»»
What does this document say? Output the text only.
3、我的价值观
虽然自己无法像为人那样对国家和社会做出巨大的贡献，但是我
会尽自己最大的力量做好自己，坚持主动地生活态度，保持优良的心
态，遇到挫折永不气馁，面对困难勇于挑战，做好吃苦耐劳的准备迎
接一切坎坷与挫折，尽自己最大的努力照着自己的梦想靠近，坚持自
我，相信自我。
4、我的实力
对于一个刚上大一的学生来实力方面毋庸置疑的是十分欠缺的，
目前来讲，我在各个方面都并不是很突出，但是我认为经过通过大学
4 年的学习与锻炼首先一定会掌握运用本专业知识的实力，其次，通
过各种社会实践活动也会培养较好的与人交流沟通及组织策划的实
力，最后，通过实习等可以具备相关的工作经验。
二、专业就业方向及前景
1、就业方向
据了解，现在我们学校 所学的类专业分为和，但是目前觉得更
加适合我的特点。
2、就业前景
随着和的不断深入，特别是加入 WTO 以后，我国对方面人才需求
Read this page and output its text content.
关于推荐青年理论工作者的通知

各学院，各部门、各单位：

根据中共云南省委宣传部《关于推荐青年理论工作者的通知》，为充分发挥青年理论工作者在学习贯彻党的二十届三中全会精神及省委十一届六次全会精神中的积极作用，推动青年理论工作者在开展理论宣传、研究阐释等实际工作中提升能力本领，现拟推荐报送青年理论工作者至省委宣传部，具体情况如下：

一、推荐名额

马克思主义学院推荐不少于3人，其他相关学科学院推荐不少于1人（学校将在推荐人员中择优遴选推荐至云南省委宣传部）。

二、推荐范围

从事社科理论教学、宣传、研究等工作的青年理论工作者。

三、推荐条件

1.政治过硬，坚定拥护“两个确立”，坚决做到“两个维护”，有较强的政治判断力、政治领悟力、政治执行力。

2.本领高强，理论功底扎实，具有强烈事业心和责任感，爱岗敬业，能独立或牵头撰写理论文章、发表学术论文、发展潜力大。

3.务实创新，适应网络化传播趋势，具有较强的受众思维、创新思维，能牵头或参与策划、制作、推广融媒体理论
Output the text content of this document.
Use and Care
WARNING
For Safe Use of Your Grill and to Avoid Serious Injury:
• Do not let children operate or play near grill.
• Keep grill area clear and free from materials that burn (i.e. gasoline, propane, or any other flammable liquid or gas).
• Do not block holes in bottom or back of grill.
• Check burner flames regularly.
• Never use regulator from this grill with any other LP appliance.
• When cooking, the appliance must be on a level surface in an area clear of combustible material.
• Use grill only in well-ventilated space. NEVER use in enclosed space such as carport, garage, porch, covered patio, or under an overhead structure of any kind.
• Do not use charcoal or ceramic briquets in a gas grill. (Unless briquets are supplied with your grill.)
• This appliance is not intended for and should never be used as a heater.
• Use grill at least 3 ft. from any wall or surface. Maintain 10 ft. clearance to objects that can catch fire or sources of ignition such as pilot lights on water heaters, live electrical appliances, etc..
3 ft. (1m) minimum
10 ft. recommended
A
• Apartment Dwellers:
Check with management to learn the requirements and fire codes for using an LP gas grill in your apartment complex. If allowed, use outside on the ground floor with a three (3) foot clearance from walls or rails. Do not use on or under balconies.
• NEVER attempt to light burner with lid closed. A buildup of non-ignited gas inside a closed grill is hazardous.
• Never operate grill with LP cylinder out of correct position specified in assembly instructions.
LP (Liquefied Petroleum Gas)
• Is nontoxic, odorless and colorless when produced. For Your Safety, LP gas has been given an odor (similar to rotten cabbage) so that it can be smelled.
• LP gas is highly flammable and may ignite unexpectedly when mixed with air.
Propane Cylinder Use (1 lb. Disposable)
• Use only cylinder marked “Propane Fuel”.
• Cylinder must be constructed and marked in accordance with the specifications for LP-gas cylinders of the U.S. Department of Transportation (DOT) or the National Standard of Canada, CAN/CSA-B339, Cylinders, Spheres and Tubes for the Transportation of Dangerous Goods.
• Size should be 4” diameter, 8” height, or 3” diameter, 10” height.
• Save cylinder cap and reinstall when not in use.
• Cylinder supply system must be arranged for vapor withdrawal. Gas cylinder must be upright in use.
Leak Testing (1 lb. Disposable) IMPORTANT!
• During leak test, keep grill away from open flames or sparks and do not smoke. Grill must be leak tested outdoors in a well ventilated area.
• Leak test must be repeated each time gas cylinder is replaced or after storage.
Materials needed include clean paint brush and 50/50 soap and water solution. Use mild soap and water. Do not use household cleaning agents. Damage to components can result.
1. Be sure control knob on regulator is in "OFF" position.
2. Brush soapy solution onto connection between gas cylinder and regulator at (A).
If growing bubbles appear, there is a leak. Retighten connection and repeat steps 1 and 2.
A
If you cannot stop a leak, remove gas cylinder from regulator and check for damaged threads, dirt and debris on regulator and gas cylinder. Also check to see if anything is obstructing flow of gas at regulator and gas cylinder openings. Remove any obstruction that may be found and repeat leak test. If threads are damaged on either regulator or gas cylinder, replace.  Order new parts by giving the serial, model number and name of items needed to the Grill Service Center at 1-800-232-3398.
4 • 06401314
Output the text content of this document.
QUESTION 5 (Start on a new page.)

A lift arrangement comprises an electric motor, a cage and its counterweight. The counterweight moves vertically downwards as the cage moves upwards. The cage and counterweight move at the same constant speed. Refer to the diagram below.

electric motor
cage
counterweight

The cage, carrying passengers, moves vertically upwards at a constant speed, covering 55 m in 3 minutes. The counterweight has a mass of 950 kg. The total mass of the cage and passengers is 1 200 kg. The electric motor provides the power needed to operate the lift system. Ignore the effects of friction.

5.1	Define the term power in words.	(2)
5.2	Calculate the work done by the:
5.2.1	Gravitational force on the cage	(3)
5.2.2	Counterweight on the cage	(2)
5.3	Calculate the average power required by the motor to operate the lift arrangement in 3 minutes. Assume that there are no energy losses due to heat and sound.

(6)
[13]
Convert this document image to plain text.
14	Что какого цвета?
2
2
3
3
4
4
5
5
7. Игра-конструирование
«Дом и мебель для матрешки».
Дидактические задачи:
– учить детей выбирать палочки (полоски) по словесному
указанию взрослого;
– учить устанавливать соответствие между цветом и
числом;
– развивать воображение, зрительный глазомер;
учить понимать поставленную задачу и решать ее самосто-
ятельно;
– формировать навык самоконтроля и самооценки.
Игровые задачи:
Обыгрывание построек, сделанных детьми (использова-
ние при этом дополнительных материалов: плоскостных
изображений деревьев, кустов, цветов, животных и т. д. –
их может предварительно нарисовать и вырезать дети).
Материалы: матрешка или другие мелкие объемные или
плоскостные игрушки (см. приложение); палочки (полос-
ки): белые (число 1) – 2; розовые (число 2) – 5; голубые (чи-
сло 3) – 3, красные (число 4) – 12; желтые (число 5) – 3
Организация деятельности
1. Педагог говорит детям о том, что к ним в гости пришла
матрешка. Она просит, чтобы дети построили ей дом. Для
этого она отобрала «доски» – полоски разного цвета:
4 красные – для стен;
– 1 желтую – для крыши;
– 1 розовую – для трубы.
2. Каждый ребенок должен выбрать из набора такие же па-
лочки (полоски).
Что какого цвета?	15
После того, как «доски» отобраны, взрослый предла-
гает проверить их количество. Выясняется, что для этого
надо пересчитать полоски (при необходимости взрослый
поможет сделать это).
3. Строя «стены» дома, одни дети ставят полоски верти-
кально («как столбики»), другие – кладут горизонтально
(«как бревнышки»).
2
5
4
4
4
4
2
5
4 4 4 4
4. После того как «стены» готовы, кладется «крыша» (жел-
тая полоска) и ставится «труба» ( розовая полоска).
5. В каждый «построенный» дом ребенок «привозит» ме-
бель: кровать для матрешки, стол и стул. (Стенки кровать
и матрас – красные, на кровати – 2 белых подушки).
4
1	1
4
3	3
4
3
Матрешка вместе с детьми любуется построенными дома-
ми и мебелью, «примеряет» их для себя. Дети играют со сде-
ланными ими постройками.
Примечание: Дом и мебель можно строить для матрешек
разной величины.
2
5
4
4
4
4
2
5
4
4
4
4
««
Description of the task = Report each line of the material above where the word "other" appears.

Task response =
• Keep grill area clear and free from materials that burn (i.e. gasoline, propane, or any other flammable liquid or gas).
• Never use regulator from this grill with any other LP appliance.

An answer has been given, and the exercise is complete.